Locate all lines in the data below that hold "frac" and show them.

────────────────

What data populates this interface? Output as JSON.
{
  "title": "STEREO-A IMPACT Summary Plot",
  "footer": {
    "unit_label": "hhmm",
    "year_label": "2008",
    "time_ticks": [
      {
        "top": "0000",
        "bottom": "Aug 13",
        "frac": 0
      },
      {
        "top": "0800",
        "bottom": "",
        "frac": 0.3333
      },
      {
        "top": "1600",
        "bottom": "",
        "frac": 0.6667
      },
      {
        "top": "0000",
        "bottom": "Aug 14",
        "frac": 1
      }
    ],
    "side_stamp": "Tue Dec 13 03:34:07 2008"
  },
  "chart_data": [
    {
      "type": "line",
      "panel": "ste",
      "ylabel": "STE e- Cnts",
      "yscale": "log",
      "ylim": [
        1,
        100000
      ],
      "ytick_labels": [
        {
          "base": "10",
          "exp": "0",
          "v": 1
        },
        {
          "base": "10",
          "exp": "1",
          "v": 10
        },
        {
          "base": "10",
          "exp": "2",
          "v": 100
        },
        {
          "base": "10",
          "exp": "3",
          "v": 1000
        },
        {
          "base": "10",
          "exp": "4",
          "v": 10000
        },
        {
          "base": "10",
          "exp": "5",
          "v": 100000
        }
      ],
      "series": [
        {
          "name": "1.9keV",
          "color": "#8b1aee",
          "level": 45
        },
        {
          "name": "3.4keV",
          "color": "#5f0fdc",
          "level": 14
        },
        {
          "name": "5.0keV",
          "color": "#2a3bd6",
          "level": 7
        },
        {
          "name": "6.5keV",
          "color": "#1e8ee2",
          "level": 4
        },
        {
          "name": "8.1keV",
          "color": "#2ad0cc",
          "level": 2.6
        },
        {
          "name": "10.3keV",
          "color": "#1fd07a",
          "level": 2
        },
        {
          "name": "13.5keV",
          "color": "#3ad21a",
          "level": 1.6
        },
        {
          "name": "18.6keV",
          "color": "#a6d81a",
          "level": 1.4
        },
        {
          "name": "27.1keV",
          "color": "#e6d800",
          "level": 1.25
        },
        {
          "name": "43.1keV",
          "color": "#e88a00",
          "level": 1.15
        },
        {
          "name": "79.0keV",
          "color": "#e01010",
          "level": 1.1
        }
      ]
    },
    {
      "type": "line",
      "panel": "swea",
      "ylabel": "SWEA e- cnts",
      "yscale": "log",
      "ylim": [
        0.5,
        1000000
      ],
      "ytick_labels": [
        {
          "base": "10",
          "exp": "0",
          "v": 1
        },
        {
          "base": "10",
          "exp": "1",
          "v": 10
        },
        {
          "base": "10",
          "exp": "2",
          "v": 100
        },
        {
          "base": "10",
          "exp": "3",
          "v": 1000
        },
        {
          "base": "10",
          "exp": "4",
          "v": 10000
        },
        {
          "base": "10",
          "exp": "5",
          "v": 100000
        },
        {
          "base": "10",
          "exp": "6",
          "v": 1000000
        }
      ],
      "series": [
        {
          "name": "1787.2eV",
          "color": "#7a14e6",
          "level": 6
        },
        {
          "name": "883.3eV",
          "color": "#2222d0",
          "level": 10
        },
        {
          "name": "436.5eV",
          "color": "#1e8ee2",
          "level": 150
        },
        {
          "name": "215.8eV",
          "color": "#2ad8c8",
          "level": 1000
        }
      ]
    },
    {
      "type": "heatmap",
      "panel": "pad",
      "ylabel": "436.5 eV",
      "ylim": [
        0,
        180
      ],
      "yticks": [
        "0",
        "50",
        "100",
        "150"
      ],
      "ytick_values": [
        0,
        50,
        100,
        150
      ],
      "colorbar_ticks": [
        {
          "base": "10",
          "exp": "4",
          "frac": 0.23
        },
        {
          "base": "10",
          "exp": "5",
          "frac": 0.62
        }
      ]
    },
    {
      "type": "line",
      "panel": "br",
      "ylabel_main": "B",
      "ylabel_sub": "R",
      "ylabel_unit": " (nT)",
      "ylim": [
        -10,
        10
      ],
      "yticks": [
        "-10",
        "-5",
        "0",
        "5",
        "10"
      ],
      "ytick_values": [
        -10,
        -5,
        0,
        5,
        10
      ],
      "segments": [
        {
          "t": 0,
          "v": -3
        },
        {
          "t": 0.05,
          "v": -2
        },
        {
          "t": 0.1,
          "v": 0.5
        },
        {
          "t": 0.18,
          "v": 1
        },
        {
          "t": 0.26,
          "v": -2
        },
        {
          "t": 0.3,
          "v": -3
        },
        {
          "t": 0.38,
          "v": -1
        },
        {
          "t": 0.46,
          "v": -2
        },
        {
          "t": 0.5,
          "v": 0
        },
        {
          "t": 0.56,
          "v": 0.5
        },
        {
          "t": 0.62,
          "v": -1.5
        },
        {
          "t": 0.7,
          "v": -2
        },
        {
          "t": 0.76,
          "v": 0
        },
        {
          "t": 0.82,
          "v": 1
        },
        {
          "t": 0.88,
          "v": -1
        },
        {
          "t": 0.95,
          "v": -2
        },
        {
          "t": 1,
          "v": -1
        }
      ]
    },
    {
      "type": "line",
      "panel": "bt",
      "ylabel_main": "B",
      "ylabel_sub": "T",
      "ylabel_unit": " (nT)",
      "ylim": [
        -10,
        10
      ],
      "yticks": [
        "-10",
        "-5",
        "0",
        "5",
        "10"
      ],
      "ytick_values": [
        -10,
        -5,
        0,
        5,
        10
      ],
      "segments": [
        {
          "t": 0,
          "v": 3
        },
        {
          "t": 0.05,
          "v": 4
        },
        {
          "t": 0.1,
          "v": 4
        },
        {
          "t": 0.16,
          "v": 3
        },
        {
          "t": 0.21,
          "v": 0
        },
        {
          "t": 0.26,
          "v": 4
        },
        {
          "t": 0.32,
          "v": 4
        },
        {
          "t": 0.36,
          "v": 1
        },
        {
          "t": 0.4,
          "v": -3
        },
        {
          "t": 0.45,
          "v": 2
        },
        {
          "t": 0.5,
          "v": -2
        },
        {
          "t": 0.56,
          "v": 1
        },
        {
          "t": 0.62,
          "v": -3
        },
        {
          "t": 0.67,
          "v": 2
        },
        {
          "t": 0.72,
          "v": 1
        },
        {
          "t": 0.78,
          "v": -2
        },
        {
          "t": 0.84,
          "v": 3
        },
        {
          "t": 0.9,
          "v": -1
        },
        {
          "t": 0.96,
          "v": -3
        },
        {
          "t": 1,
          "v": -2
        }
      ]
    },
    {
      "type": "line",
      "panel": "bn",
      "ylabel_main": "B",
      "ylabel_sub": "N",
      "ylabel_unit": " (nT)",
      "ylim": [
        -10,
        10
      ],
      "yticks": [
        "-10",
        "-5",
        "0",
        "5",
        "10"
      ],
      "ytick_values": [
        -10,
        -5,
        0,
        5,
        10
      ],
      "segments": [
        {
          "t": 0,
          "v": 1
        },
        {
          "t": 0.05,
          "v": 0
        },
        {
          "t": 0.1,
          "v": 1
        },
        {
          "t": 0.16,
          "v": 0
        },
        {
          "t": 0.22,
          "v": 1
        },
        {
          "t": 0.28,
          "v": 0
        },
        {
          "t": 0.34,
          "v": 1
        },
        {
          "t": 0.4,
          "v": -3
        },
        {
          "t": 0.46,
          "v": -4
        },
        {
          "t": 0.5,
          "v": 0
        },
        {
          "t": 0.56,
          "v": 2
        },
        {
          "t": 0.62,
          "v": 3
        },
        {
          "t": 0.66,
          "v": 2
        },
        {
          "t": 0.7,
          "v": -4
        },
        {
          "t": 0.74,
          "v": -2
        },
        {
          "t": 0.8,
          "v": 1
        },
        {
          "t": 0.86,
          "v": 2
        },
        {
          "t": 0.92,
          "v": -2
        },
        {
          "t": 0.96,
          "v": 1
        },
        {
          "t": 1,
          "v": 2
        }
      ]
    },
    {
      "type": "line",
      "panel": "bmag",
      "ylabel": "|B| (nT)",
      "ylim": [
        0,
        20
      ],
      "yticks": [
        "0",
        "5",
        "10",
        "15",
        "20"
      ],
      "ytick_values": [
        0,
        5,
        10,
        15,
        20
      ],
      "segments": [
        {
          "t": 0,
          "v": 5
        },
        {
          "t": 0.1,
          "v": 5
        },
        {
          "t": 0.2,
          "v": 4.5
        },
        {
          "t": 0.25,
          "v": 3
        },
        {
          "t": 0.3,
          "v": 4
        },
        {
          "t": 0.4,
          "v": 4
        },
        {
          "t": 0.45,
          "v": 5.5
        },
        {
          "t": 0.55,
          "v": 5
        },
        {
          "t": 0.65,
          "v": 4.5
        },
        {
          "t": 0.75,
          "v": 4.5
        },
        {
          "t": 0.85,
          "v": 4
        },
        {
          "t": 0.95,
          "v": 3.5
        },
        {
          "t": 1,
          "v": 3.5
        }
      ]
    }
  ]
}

────────────────

## Answer to this exercise
        "frac": 0
        "frac": 0.3333
        "frac": 0.6667
        "frac": 1
          "frac": 0.23
          "frac": 0.62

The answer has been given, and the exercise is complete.